## What the task asks
For the data below, report how many lines include the word "Weis", and write nothing else.

Stored records
- Opening Delimiter -

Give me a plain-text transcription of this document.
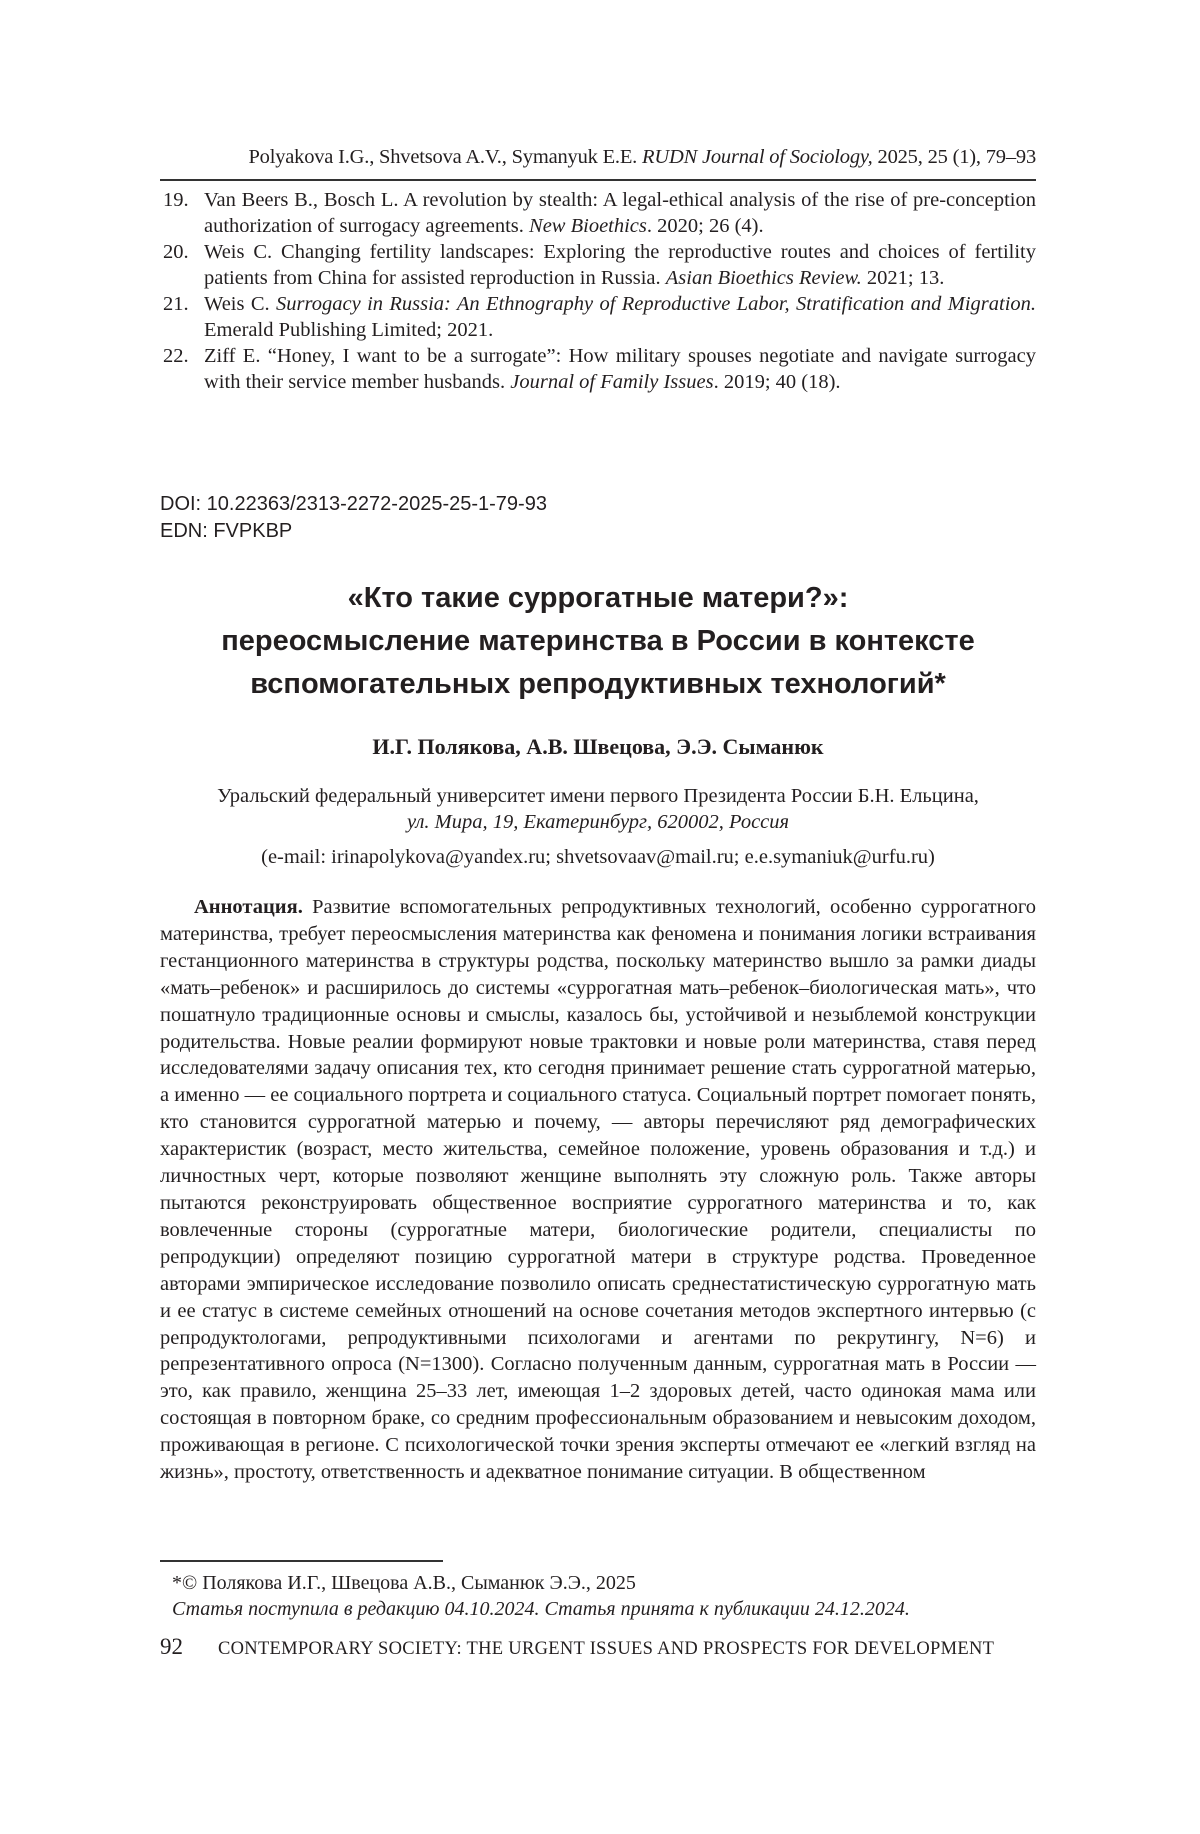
Polyakova I.G., Shvetsova A.V., Symanyuk E.E. RUDN Journal of Sociology, 2025, 25 (1), 79–93
19. Van Beers B., Bosch L. A revolution by stealth: A legal-ethical analysis of the rise of pre-conception authorization of surrogacy agreements. New Bioethics. 2020; 26 (4).
20. Weis C. Changing fertility landscapes: Exploring the reproductive routes and choices of fertility patients from China for assisted reproduction in Russia. Asian Bioethics Review. 2021; 13.
21. Weis C. Surrogacy in Russia: An Ethnography of Reproductive Labor, Stratification and Migration. Emerald Publishing Limited; 2021.
22. Ziff E. “Honey, I want to be a surrogate”: How military spouses negotiate and navigate surrogacy with their service member husbands. Journal of Family Issues. 2019; 40 (18).
DOI: 10.22363/2313-2272-2025-25-1-79-93
EDN: FVPKBP
«Кто такие суррогатные матери?»:
переосмысление материнства в России в контексте
вспомогательных репродуктивных технологий*
И.Г. Полякова, А.В. Швецова, Э.Э. Сыманюк
Уральский федеральный университет имени первого Президента России Б.Н. Ельцина,
ул. Мира, 19, Екатеринбург, 620002, Россия
(e-mail: irinapolykova@yandex.ru; shvetsovaav@mail.ru; e.e.symaniuk@urfu.ru)
Аннотация. Развитие вспомогательных репродуктивных технологий, особенно суррогатного материнства, требует переосмысления материнства как феномена и понимания логики встраивания гестанционного материнства в структуры родства, поскольку материнство вышло за рамки диады «мать–ребенок» и расширилось до системы «суррогатная мать–ребенок–биологическая мать», что пошатнуло традиционные основы и смыслы, казалось бы, устойчивой и незыблемой конструкции родительства. Новые реалии формируют новые трактовки и новые роли материнства, ставя перед исследователями задачу описания тех, кто сегодня принимает решение стать суррогатной матерью, а именно — ее социального портрета и социального статуса. Социальный портрет помогает понять, кто становится суррогатной матерью и почему, — авторы перечисляют ряд демографических характеристик (возраст, место жительства, семейное положение, уровень образования и т.д.) и личностных черт, которые позволяют женщине выполнять эту сложную роль. Также авторы пытаются реконструировать общественное восприятие суррогатного материнства и то, как вовлеченные стороны (суррогатные матери, биологические родители, специалисты по репродукции) определяют позицию суррогатной матери в структуре родства. Проведенное авторами эмпирическое исследование позволило описать среднестатистическую суррогатную мать и ее статус в системе семейных отношений на основе сочетания методов экспертного интервью (с репродуктологами, репродуктивными психологами и агентами по рекрутингу, N=6) и репрезентативного опроса (N=1300). Согласно полученным данным, суррогатная мать в России — это, как правило, женщина 25–33 лет, имеющая 1–2 здоровых детей, часто одинокая мама или состоящая в повторном браке, со средним профессиональным образованием и невысоким доходом, проживающая в регионе. С психологической точки зрения эксперты отмечают ее «легкий взгляд на жизнь», простоту, ответственность и адекватное понимание ситуации. В общественном
*© Полякова И.Г., Швецова А.В., Сыманюк Э.Э., 2025
Статья поступила в редакцию 04.10.2024. Статья принята к публикации 24.12.2024.
92	CONTEMPORARY SOCIETY: THE URGENT ISSUES AND PROSPECTS FOR DEVELOPMENT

- Closing Delimiter -

## Task output
2